▶

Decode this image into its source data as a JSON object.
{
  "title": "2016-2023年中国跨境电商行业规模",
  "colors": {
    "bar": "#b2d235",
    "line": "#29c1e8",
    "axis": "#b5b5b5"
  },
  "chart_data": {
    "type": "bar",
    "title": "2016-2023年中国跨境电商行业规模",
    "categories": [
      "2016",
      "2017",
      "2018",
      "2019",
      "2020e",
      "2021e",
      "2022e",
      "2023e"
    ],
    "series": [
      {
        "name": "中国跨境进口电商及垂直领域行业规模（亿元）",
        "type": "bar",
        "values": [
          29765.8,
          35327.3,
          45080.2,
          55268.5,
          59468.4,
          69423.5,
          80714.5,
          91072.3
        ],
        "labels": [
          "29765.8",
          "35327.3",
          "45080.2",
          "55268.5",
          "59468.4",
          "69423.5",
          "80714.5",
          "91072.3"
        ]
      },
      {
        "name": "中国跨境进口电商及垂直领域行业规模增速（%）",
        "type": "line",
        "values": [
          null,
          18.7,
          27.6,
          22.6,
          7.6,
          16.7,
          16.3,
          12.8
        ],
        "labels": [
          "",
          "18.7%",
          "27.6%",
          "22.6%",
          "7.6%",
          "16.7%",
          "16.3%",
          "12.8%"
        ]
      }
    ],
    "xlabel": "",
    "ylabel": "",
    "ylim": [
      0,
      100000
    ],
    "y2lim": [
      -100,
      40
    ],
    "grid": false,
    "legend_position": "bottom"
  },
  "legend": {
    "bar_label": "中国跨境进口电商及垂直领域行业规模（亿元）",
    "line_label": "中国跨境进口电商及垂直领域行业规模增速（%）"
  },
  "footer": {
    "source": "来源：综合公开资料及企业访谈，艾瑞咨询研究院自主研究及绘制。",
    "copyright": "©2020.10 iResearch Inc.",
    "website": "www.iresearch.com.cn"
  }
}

◀

Provide all the records again, word for word.

→ Output of the task:
Decode this image into its source data as a JSON object.
{
  "title": "2016-2023年中国跨境电商行业规模",
  "colors": {
    "bar": "#b2d235",
    "line": "#29c1e8",
    "axis": "#b5b5b5"
  },
  "chart_data": {
    "type": "bar",
    "title": "2016-2023年中国跨境电商行业规模",
    "categories": [
      "2016",
      "2017",
      "2018",
      "2019",
      "2020e",
      "2021e",
      "2022e",
      "2023e"
    ],
    "series": [
      {
        "name": "中国跨境进口电商及垂直领域行业规模（亿元）",
        "type": "bar",
        "values": [
          29765.8,
          35327.3,
          45080.2,
          55268.5,
          59468.4,
          69423.5,
          80714.5,
          91072.3
        ],
        "labels": [
          "29765.8",
          "35327.3",
          "45080.2",
          "55268.5",
          "59468.4",
          "69423.5",
          "80714.5",
          "91072.3"
        ]
      },
      {
        "name": "中国跨境进口电商及垂直领域行业规模增速（%）",
        "type": "line",
        "values": [
          null,
          18.7,
          27.6,
          22.6,
          7.6,
          16.7,
          16.3,
          12.8
        ],
        "labels": [
          "",
          "18.7%",
          "27.6%",
          "22.6%",
          "7.6%",
          "16.7%",
          "16.3%",
          "12.8%"
        ]
      }
    ],
    "xlabel": "",
    "ylabel": "",
    "ylim": [
      0,
      100000
    ],
    "y2lim": [
      -100,
      40
    ],
    "grid": false,
    "legend_position": "bottom"
  },
  "legend": {
    "bar_label": "中国跨境进口电商及垂直领域行业规模（亿元）",
    "line_label": "中国跨境进口电商及垂直领域行业规模增速（%）"
  },
  "footer": {
    "source": "来源：综合公开资料及企业访谈，艾瑞咨询研究院自主研究及绘制。",
    "copyright": "©2020.10 iResearch Inc.",
    "website": "www.iresearch.com.cn"
  }
}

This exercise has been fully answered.